### Work required
Reproduce the records below exactly as they appear, omitting any pictures they contain.

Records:
::::::::::
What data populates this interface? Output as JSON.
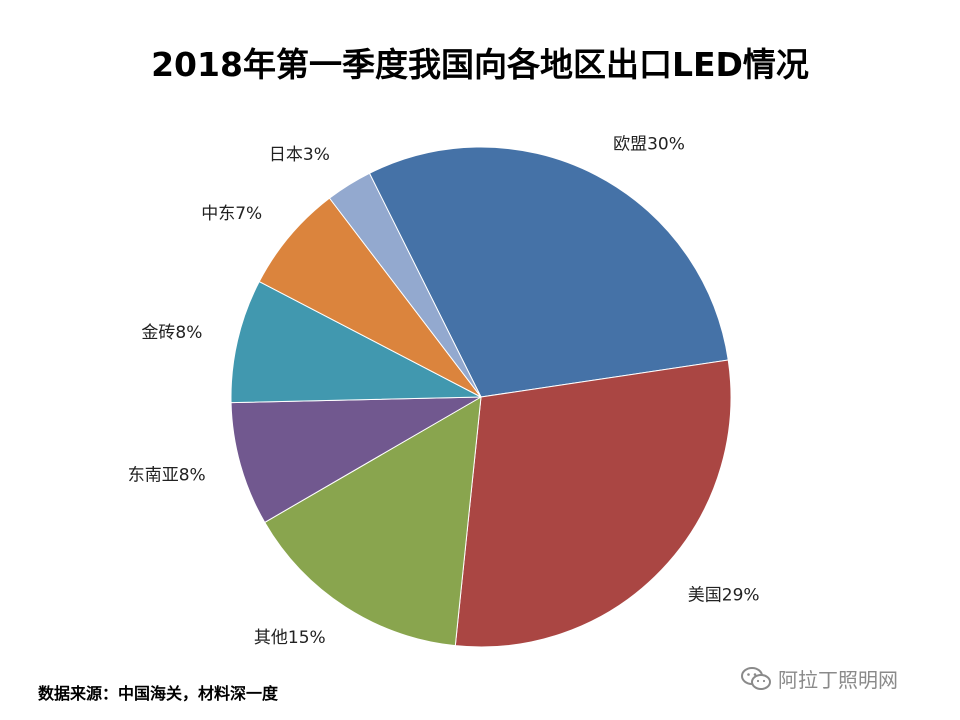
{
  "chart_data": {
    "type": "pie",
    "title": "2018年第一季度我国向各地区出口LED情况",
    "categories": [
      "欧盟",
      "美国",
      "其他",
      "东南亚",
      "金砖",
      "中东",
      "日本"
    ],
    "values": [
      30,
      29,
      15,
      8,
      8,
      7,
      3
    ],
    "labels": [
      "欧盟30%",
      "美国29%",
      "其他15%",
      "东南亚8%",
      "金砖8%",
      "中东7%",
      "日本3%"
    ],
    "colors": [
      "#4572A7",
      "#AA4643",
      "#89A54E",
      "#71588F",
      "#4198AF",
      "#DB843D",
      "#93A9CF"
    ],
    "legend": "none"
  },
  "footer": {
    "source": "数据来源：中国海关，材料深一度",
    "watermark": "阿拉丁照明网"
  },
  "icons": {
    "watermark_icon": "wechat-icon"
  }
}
::::::::::
### Final result
What data populates this interface? Output as JSON.
{
  "chart_data": {
    "type": "pie",
    "title": "2018年第一季度我国向各地区出口LED情况",
    "categories": [
      "欧盟",
      "美国",
      "其他",
      "东南亚",
      "金砖",
      "中东",
      "日本"
    ],
    "values": [
      30,
      29,
      15,
      8,
      8,
      7,
      3
    ],
    "labels": [
      "欧盟30%",
      "美国29%",
      "其他15%",
      "东南亚8%",
      "金砖8%",
      "中东7%",
      "日本3%"
    ],
    "colors": [
      "#4572A7",
      "#AA4643",
      "#89A54E",
      "#71588F",
      "#4198AF",
      "#DB843D",
      "#93A9CF"
    ],
    "legend": "none"
  },
  "footer": {
    "source": "数据来源：中国海关，材料深一度",
    "watermark": "阿拉丁照明网"
  },
  "icons": {
    "watermark_icon": "wechat-icon"
  }
}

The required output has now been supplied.